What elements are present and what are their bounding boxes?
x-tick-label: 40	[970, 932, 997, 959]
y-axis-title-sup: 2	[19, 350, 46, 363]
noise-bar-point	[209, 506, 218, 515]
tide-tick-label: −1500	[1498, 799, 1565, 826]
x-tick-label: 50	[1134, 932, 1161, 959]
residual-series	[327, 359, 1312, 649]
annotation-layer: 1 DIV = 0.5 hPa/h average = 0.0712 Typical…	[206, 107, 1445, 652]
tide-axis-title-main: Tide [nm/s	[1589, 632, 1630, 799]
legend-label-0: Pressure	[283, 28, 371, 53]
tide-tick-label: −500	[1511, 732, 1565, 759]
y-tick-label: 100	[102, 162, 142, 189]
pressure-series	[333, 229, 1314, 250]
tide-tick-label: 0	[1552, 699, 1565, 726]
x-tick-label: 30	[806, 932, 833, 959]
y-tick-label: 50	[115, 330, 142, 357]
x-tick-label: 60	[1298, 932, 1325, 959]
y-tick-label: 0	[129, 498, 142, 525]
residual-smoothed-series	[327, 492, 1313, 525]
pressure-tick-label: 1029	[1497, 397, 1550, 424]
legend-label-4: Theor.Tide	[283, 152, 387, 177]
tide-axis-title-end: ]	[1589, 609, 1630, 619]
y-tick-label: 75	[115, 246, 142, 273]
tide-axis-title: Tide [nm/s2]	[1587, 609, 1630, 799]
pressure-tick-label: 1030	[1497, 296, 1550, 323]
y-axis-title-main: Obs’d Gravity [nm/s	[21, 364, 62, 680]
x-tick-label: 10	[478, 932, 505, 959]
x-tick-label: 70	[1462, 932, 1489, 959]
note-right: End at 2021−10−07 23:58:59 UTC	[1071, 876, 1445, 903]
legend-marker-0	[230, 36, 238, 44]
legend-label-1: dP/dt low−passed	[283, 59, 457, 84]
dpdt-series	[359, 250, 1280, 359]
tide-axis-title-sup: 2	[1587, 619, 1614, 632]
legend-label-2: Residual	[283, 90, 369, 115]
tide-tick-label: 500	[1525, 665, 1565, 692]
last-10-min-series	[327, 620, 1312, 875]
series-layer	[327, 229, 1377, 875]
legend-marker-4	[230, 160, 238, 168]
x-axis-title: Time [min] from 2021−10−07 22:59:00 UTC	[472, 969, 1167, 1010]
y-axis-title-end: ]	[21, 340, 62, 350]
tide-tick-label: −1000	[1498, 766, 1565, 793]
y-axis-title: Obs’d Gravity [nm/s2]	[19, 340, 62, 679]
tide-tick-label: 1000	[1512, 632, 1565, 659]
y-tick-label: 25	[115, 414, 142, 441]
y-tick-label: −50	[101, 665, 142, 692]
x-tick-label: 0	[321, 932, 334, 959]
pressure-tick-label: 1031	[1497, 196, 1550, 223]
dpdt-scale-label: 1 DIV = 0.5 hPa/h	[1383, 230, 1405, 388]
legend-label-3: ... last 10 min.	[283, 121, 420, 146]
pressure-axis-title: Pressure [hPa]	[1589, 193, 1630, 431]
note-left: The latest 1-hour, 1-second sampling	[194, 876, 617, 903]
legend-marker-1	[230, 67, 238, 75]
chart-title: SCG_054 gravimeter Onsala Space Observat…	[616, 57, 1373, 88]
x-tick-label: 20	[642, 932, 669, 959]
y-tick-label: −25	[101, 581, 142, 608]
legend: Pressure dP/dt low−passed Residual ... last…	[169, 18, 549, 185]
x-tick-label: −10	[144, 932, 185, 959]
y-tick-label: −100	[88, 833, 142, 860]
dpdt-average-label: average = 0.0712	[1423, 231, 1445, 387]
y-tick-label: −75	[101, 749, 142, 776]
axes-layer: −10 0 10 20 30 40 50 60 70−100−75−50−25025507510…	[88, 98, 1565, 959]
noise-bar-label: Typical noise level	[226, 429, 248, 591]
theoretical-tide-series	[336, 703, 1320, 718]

- _What is expected_:
Rewrite the records above, replacing each occurrence of "x-tick-label" with "horizontal-tick-label" and leaving every other line and character unchanged.

- _Exercise output_:
What elements are present and what are their bounding boxes?
horizontal-tick-label: 40	[970, 932, 997, 959]
y-axis-title-sup: 2	[19, 350, 46, 363]
noise-bar-point	[209, 506, 218, 515]
tide-tick-label: −1500	[1498, 799, 1565, 826]
horizontal-tick-label: 50	[1134, 932, 1161, 959]
residual-series	[327, 359, 1312, 649]
annotation-layer: 1 DIV = 0.5 hPa/h average = 0.0712 Typical…	[206, 107, 1445, 652]
tide-axis-title-main: Tide [nm/s	[1589, 632, 1630, 799]
legend-label-0: Pressure	[283, 28, 371, 53]
tide-tick-label: −500	[1511, 732, 1565, 759]
y-tick-label: 100	[102, 162, 142, 189]
pressure-series	[333, 229, 1314, 250]
tide-tick-label: 0	[1552, 699, 1565, 726]
horizontal-tick-label: 30	[806, 932, 833, 959]
y-tick-label: 50	[115, 330, 142, 357]
horizontal-tick-label: 60	[1298, 932, 1325, 959]
y-tick-label: 0	[129, 498, 142, 525]
residual-smoothed-series	[327, 492, 1313, 525]
pressure-tick-label: 1029	[1497, 397, 1550, 424]
legend-label-4: Theor.Tide	[283, 152, 387, 177]
tide-axis-title-end: ]	[1589, 609, 1630, 619]
y-tick-label: 75	[115, 246, 142, 273]
tide-axis-title: Tide [nm/s2]	[1587, 609, 1630, 799]
pressure-tick-label: 1030	[1497, 296, 1550, 323]
y-axis-title-main: Obs’d Gravity [nm/s	[21, 364, 62, 680]
horizontal-tick-label: 10	[478, 932, 505, 959]
horizontal-tick-label: 70	[1462, 932, 1489, 959]
note-right: End at 2021−10−07 23:58:59 UTC	[1071, 876, 1445, 903]
legend-marker-0	[230, 36, 238, 44]
legend-label-1: dP/dt low−passed	[283, 59, 457, 84]
dpdt-series	[359, 250, 1280, 359]
tide-axis-title-sup: 2	[1587, 619, 1614, 632]
legend-label-2: Residual	[283, 90, 369, 115]
tide-tick-label: 500	[1525, 665, 1565, 692]
last-10-min-series	[327, 620, 1312, 875]
series-layer	[327, 229, 1377, 875]
legend-marker-4	[230, 160, 238, 168]
x-axis-title: Time [min] from 2021−10−07 22:59:00 UTC	[472, 969, 1167, 1010]
y-axis-title-end: ]	[21, 340, 62, 350]
tide-tick-label: −1000	[1498, 766, 1565, 793]
y-axis-title: Obs’d Gravity [nm/s2]	[19, 340, 62, 679]
tide-tick-label: 1000	[1512, 632, 1565, 659]
y-tick-label: 25	[115, 414, 142, 441]
y-tick-label: −50	[101, 665, 142, 692]
horizontal-tick-label: 0	[321, 932, 334, 959]
pressure-tick-label: 1031	[1497, 196, 1550, 223]
dpdt-scale-label: 1 DIV = 0.5 hPa/h	[1383, 230, 1405, 388]
legend-label-3: ... last 10 min.	[283, 121, 420, 146]
pressure-axis-title: Pressure [hPa]	[1589, 193, 1630, 431]
note-left: The latest 1-hour, 1-second sampling	[194, 876, 617, 903]
legend-marker-1	[230, 67, 238, 75]
chart-title: SCG_054 gravimeter Onsala Space Observat…	[616, 57, 1373, 88]
horizontal-tick-label: 20	[642, 932, 669, 959]
y-tick-label: −25	[101, 581, 142, 608]
legend: Pressure dP/dt low−passed Residual ... last…	[169, 18, 549, 185]
horizontal-tick-label: −10	[144, 932, 185, 959]
y-tick-label: −100	[88, 833, 142, 860]
dpdt-average-label: average = 0.0712	[1423, 231, 1445, 387]
y-tick-label: −75	[101, 749, 142, 776]
axes-layer: −10 0 10 20 30 40 50 60 70−100−75−50−25025507510…	[88, 98, 1565, 959]
noise-bar-label: Typical noise level	[226, 429, 248, 591]
theoretical-tide-series	[336, 703, 1320, 718]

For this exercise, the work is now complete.